La volatilité des prix contraint à revoir le pilotage de l'exploitation. Le producteur doit structurer sa réaction et anticiper les évolutions des charges pour gérer au mieux les mouvements d'une trésorerie mise à mal par la crise.
En période difficile, chacun a intérêt à connaître son coût de production (CDP) pour identifier ses marges de progrès. L'écart se monte à plus de 100 €/1 000 l entre les exploitations du quart supérieur et celles du quart inférieur. Ensuite, il faut actualiser les prévisions de trésorerie avec les données de l'exercice à venir : coût des intrants, échéances d'emprunt… Ceci permet de mieux cibler les actions à mener.

----------------------------------------

-- Tâche --
Répondez à partir de l'extrait sur le pilotage de l'exploitation.
(a) Qu'est-ce qui contraint à revoir le pilotage de l'exploitation ?
(b) À combien se monte l'écart de coût de production entre les exploitations du quart supérieur et celles du quart inférieur ?
(c) Avec quelles données faut-il actualiser les prévisions de trésorerie ?
Les enregistrements constituent un matériau distinct de l'extrait.

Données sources
----------------------------------------

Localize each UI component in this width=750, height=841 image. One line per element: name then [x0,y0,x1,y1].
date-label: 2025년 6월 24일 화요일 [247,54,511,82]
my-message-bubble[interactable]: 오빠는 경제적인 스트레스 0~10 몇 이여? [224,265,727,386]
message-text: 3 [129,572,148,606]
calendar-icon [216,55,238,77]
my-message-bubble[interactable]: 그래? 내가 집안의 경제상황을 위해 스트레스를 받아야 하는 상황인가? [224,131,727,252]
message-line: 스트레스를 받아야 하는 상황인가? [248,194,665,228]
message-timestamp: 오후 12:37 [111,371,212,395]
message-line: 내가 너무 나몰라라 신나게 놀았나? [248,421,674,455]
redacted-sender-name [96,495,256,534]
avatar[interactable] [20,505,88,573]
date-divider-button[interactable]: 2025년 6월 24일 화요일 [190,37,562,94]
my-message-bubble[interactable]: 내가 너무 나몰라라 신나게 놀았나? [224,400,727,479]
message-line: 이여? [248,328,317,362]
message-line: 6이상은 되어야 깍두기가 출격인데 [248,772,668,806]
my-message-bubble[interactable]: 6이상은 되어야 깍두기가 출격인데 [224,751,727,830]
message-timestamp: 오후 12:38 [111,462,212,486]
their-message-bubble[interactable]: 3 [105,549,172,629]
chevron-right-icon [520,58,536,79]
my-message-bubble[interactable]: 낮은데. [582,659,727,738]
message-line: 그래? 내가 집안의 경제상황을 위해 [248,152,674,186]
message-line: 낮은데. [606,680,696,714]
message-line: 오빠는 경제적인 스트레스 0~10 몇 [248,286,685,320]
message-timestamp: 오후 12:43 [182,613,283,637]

----------------------------------------

-- Tâche réalisée --
(a) La volatilité des prix.
(b) À plus de 100 €/1 000 l.
(c) Avec les données de l'exercice à venir : coût des intrants, échéances d'emprunt.